Collection entries:
<<<<

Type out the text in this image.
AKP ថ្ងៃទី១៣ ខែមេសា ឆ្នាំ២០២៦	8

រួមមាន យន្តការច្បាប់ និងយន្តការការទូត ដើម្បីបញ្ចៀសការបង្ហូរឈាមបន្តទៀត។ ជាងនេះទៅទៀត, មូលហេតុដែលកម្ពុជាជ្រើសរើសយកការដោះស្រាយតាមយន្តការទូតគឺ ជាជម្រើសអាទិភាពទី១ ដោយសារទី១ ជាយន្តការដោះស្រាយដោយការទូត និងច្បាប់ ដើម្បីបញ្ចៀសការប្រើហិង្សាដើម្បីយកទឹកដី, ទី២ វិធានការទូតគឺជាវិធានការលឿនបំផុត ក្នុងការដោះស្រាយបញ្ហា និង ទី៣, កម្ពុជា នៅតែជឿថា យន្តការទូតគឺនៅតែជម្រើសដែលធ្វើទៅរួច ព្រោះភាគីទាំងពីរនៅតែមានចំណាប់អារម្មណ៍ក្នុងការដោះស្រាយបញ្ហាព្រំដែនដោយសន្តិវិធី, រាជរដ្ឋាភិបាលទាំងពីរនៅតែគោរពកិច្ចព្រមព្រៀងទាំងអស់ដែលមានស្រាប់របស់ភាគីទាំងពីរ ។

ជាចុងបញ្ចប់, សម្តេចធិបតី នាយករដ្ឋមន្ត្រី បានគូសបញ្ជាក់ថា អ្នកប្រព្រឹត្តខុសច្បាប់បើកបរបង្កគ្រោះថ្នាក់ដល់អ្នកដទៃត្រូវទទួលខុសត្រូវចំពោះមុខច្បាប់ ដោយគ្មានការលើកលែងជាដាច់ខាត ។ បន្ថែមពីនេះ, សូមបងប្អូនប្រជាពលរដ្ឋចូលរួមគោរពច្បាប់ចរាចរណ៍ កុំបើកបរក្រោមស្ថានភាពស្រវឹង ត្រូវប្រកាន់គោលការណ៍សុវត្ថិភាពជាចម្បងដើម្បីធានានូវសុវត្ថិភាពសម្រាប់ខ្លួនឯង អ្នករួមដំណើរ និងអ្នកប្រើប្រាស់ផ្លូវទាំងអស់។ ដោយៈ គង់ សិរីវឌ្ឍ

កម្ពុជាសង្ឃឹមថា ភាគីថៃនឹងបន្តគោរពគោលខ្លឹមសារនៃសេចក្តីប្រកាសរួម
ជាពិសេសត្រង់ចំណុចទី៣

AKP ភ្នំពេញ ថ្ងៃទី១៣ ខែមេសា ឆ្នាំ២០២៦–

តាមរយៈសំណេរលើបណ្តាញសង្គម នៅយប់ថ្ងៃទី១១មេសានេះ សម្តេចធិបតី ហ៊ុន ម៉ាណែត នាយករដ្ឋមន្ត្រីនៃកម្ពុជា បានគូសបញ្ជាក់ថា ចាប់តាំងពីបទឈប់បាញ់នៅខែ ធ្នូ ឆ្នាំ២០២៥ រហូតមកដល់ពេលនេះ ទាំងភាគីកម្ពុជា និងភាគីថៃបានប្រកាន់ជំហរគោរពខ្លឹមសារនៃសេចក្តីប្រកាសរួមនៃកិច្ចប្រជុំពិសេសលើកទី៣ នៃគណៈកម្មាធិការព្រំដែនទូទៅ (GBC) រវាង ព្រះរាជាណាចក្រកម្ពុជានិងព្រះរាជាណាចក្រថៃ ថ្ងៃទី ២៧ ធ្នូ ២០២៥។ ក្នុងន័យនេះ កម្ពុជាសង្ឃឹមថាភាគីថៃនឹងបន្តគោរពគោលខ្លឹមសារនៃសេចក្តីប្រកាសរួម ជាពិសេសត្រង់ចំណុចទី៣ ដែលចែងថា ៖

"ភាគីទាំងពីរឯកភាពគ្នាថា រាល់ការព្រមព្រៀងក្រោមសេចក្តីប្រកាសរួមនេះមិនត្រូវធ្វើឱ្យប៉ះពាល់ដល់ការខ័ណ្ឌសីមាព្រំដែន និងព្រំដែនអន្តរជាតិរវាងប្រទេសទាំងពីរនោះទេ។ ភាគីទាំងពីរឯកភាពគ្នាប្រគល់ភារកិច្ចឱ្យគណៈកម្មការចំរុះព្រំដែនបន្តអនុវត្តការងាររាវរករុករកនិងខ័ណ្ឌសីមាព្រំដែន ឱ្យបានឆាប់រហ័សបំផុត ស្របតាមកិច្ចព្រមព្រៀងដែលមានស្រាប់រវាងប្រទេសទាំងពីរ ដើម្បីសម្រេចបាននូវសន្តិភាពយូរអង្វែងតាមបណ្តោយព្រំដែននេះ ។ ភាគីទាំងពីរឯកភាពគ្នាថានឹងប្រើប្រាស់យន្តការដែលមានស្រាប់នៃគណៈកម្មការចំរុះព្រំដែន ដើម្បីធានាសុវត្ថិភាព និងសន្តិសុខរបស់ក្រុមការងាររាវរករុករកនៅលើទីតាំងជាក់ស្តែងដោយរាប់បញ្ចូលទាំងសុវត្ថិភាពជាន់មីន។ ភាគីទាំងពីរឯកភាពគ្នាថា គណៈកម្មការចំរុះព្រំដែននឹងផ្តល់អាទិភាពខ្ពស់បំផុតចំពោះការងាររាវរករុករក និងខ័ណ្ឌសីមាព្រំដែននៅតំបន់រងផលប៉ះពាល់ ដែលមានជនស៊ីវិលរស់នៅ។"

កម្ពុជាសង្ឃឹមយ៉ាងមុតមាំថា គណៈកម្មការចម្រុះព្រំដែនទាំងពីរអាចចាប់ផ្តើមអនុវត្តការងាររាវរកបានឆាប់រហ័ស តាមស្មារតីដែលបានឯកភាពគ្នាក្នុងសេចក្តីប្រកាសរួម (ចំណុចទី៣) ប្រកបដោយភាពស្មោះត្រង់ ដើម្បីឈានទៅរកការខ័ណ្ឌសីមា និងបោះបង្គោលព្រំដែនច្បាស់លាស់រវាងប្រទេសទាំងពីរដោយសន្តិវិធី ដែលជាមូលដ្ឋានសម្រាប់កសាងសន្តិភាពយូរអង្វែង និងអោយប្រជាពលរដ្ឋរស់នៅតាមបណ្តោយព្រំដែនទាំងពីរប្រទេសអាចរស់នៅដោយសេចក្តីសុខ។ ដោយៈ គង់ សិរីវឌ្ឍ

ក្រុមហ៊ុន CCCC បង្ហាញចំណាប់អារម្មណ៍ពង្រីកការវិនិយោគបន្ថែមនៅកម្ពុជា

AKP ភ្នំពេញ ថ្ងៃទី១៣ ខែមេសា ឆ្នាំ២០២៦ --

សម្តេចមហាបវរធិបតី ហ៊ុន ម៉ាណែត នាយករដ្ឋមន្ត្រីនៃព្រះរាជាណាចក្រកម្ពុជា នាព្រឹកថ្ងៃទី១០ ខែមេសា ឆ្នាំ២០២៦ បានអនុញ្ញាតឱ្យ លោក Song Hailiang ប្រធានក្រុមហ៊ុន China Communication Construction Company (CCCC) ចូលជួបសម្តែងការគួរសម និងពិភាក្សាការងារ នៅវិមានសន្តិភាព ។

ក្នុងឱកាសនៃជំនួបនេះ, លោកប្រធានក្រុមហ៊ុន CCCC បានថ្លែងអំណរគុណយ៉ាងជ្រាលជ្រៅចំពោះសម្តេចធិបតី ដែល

>>>>

◆ Short task: Each line above must be reproduced exactly as it stands.

◆ The answer:
Type out the text in this image.
AKP ថ្ងៃទី១៣ ខែមេសា ឆ្នាំ២០២៦	8

រួមមាន យន្តការច្បាប់ និងយន្តការការទូត ដើម្បីបញ្ចៀសការបង្ហូរឈាមបន្តទៀត។ ជាងនេះទៅទៀត, មូលហេតុដែលកម្ពុជាជ្រើសរើសយកការដោះស្រាយតាមយន្តការទូតគឺ ជាជម្រើសអាទិភាពទី១ ដោយសារទី១ ជាយន្តការដោះស្រាយដោយការទូត និងច្បាប់ ដើម្បីបញ្ចៀសការប្រើហិង្សាដើម្បីយកទឹកដី, ទី២ វិធានការទូតគឺជាវិធានការលឿនបំផុត ក្នុងការដោះស្រាយបញ្ហា និង ទី៣, កម្ពុជា នៅតែជឿថា យន្តការទូតគឺនៅតែជម្រើសដែលធ្វើទៅរួច ព្រោះភាគីទាំងពីរនៅតែមានចំណាប់អារម្មណ៍ក្នុងការដោះស្រាយបញ្ហាព្រំដែនដោយសន្តិវិធី, រាជរដ្ឋាភិបាលទាំងពីរនៅតែគោរពកិច្ចព្រមព្រៀងទាំងអស់ដែលមានស្រាប់របស់ភាគីទាំងពីរ ។

ជាចុងបញ្ចប់, សម្តេចធិបតី នាយករដ្ឋមន្ត្រី បានគូសបញ្ជាក់ថា អ្នកប្រព្រឹត្តខុសច្បាប់បើកបរបង្កគ្រោះថ្នាក់ដល់អ្នកដទៃត្រូវទទួលខុសត្រូវចំពោះមុខច្បាប់ ដោយគ្មានការលើកលែងជាដាច់ខាត ។ បន្ថែមពីនេះ, សូមបងប្អូនប្រជាពលរដ្ឋចូលរួមគោរពច្បាប់ចរាចរណ៍ កុំបើកបរក្រោមស្ថានភាពស្រវឹង ត្រូវប្រកាន់គោលការណ៍សុវត្ថិភាពជាចម្បងដើម្បីធានានូវសុវត្ថិភាពសម្រាប់ខ្លួនឯង អ្នករួមដំណើរ និងអ្នកប្រើប្រាស់ផ្លូវទាំងអស់។ ដោយៈ គង់ សិរីវឌ្ឍ

កម្ពុជាសង្ឃឹមថា ភាគីថៃនឹងបន្តគោរពគោលខ្លឹមសារនៃសេចក្តីប្រកាសរួម
ជាពិសេសត្រង់ចំណុចទី៣

AKP ភ្នំពេញ ថ្ងៃទី១៣ ខែមេសា ឆ្នាំ២០២៦–

តាមរយៈសំណេរលើបណ្តាញសង្គម នៅយប់ថ្ងៃទី១១មេសានេះ សម្តេចធិបតី ហ៊ុន ម៉ាណែត នាយករដ្ឋមន្ត្រីនៃកម្ពុជា បានគូសបញ្ជាក់ថា ចាប់តាំងពីបទឈប់បាញ់នៅខែ ធ្នូ ឆ្នាំ២០២៥ រហូតមកដល់ពេលនេះ ទាំងភាគីកម្ពុជា និងភាគីថៃបានប្រកាន់ជំហរគោរពខ្លឹមសារនៃសេចក្តីប្រកាសរួមនៃកិច្ចប្រជុំពិសេសលើកទី៣ នៃគណៈកម្មាធិការព្រំដែនទូទៅ (GBC) រវាង ព្រះរាជាណាចក្រកម្ពុជានិងព្រះរាជាណាចក្រថៃ ថ្ងៃទី ២៧ ធ្នូ ២០២៥។ ក្នុងន័យនេះ កម្ពុជាសង្ឃឹមថាភាគីថៃនឹងបន្តគោរពគោលខ្លឹមសារនៃសេចក្តីប្រកាសរួម ជាពិសេសត្រង់ចំណុចទី៣ ដែលចែងថា ៖

"ភាគីទាំងពីរឯកភាពគ្នាថា រាល់ការព្រមព្រៀងក្រោមសេចក្តីប្រកាសរួមនេះមិនត្រូវធ្វើឱ្យប៉ះពាល់ដល់ការខ័ណ្ឌសីមាព្រំដែន និងព្រំដែនអន្តរជាតិរវាងប្រទេសទាំងពីរនោះទេ។ ភាគីទាំងពីរឯកភាពគ្នាប្រគល់ភារកិច្ចឱ្យគណៈកម្មការចំរុះព្រំដែនបន្តអនុវត្តការងាររាវរករុករកនិងខ័ណ្ឌសីមាព្រំដែន ឱ្យបានឆាប់រហ័សបំផុត ស្របតាមកិច្ចព្រមព្រៀងដែលមានស្រាប់រវាងប្រទេសទាំងពីរ ដើម្បីសម្រេចបាននូវសន្តិភាពយូរអង្វែងតាមបណ្តោយព្រំដែននេះ ។ ភាគីទាំងពីរឯកភាពគ្នាថានឹងប្រើប្រាស់យន្តការដែលមានស្រាប់នៃគណៈកម្មការចំរុះព្រំដែន ដើម្បីធានាសុវត្ថិភាព និងសន្តិសុខរបស់ក្រុមការងាររាវរករុករកនៅលើទីតាំងជាក់ស្តែងដោយរាប់បញ្ចូលទាំងសុវត្ថិភាពជាន់មីន។ ភាគីទាំងពីរឯកភាពគ្នាថា គណៈកម្មការចំរុះព្រំដែននឹងផ្តល់អាទិភាពខ្ពស់បំផុតចំពោះការងាររាវរករុករក និងខ័ណ្ឌសីមាព្រំដែននៅតំបន់រងផលប៉ះពាល់ ដែលមានជនស៊ីវិលរស់នៅ។"

កម្ពុជាសង្ឃឹមយ៉ាងមុតមាំថា គណៈកម្មការចម្រុះព្រំដែនទាំងពីរអាចចាប់ផ្តើមអនុវត្តការងាររាវរកបានឆាប់រហ័ស តាមស្មារតីដែលបានឯកភាពគ្នាក្នុងសេចក្តីប្រកាសរួម (ចំណុចទី៣) ប្រកបដោយភាពស្មោះត្រង់ ដើម្បីឈានទៅរកការខ័ណ្ឌសីមា និងបោះបង្គោលព្រំដែនច្បាស់លាស់រវាងប្រទេសទាំងពីរដោយសន្តិវិធី ដែលជាមូលដ្ឋានសម្រាប់កសាងសន្តិភាពយូរអង្វែង និងអោយប្រជាពលរដ្ឋរស់នៅតាមបណ្តោយព្រំដែនទាំងពីរប្រទេសអាចរស់នៅដោយសេចក្តីសុខ។ ដោយៈ គង់ សិរីវឌ្ឍ

ក្រុមហ៊ុន CCCC បង្ហាញចំណាប់អារម្មណ៍ពង្រីកការវិនិយោគបន្ថែមនៅកម្ពុជា

AKP ភ្នំពេញ ថ្ងៃទី១៣ ខែមេសា ឆ្នាំ២០២៦ --

សម្តេចមហាបវរធិបតី ហ៊ុន ម៉ាណែត នាយករដ្ឋមន្ត្រីនៃព្រះរាជាណាចក្រកម្ពុជា នាព្រឹកថ្ងៃទី១០ ខែមេសា ឆ្នាំ២០២៦ បានអនុញ្ញាតឱ្យ លោក Song Hailiang ប្រធានក្រុមហ៊ុន China Communication Construction Company (CCCC) ចូលជួបសម្តែងការគួរសម និងពិភាក្សាការងារ នៅវិមានសន្តិភាព ។

ក្នុងឱកាសនៃជំនួបនេះ, លោកប្រធានក្រុមហ៊ុន CCCC បានថ្លែងអំណរគុណយ៉ាងជ្រាលជ្រៅចំពោះសម្តេចធិបតី ដែល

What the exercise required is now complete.